(Exercise brief) Write the rows below, from the start through the line containing "legend-box bbox=[501, 8, 545, 27]", as a JSON list of strings with one string per line and blank lines left out.

[Listings of boxed layout items]
>> Start
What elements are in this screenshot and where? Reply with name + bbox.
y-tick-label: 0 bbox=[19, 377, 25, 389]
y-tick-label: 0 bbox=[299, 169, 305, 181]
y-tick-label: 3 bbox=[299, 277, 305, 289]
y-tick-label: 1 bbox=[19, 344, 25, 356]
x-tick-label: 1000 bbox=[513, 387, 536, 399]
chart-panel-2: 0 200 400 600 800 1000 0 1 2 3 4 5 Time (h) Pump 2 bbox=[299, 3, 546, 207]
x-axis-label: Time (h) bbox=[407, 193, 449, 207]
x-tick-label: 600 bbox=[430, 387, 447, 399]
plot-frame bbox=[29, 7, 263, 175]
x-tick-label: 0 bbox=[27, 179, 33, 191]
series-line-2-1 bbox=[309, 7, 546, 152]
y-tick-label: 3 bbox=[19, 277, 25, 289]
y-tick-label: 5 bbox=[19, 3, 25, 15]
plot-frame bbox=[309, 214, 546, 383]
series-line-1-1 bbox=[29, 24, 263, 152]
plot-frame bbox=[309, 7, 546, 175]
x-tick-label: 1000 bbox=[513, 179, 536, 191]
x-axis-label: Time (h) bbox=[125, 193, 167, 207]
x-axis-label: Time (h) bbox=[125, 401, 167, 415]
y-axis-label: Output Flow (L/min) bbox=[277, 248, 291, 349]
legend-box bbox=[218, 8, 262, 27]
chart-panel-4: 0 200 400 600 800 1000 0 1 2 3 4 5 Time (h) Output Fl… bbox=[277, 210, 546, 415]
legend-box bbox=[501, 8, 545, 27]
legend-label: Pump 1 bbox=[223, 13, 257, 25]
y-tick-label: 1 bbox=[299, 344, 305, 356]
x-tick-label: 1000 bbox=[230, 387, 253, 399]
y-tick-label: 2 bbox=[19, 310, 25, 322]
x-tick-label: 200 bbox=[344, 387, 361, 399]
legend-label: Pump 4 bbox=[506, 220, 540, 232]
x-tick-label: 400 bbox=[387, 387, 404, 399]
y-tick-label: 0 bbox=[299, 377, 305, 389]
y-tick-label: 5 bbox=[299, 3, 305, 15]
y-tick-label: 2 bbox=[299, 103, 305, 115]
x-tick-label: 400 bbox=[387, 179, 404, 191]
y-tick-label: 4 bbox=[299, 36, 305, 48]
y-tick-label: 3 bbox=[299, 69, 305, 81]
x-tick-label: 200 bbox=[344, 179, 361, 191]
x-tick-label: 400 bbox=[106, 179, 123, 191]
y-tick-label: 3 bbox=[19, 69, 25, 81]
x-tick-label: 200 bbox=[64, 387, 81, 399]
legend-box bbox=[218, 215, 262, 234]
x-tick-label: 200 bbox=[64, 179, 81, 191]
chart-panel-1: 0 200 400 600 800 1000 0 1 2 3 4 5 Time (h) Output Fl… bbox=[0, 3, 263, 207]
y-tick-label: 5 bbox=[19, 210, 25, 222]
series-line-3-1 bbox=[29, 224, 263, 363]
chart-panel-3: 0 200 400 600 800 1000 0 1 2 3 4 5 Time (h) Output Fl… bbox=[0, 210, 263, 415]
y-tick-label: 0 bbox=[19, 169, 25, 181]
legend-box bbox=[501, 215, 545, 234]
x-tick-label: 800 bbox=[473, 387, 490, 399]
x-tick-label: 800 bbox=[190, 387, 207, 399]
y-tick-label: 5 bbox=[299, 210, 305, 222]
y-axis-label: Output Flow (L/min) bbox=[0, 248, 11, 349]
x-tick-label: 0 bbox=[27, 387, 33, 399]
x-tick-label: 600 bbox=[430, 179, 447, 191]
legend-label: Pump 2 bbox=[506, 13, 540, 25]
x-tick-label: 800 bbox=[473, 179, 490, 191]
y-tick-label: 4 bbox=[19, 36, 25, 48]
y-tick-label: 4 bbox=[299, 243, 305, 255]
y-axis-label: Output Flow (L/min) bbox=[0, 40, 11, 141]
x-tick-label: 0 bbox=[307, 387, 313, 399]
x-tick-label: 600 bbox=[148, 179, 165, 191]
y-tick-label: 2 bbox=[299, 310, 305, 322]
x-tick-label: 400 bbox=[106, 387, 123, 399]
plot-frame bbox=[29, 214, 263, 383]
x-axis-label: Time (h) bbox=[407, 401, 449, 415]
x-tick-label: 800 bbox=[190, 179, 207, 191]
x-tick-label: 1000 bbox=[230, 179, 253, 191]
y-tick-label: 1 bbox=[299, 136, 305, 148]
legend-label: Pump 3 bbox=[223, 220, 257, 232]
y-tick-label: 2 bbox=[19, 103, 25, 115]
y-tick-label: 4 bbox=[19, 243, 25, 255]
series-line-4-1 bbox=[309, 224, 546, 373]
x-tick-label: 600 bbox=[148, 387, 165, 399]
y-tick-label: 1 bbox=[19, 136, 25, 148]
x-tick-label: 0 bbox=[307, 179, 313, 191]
>> End
(The solution)
[
  "What elements are in this screenshot and where? Reply with name + bbox.",
  "y-tick-label: 0 bbox=[19, 377, 25, 389]",
  "y-tick-label: 0 bbox=[299, 169, 305, 181]",
  "y-tick-label: 3 bbox=[299, 277, 305, 289]",
  "y-tick-label: 1 bbox=[19, 344, 25, 356]",
  "x-tick-label: 1000 bbox=[513, 387, 536, 399]",
  "chart-panel-2: 0 200 400 600 800 1000 0 1 2 3 4 5 Time (h) Pump 2 bbox=[299, 3, 546, 207]",
  "x-axis-label: Time (h) bbox=[407, 193, 449, 207]",
  "x-tick-label: 600 bbox=[430, 387, 447, 399]",
  "plot-frame bbox=[29, 7, 263, 175]",
  "x-tick-label: 0 bbox=[27, 179, 33, 191]",
  "series-line-2-1 bbox=[309, 7, 546, 152]",
  "y-tick-label: 3 bbox=[19, 277, 25, 289]",
  "y-tick-label: 5 bbox=[19, 3, 25, 15]",
  "plot-frame bbox=[309, 214, 546, 383]",
  "series-line-1-1 bbox=[29, 24, 263, 152]",
  "plot-frame bbox=[309, 7, 546, 175]",
  "x-tick-label: 1000 bbox=[513, 179, 536, 191]",
  "x-axis-label: Time (h) bbox=[125, 193, 167, 207]",
  "x-axis-label: Time (h) bbox=[125, 401, 167, 415]",
  "y-axis-label: Output Flow (L/min) bbox=[277, 248, 291, 349]",
  "legend-box bbox=[218, 8, 262, 27]",
  "chart-panel-4: 0 200 400 600 800 1000 0 1 2 3 4 5 Time (h) Output Fl… bbox=[277, 210, 546, 415]",
  "legend-box bbox=[501, 8, 545, 27]"
]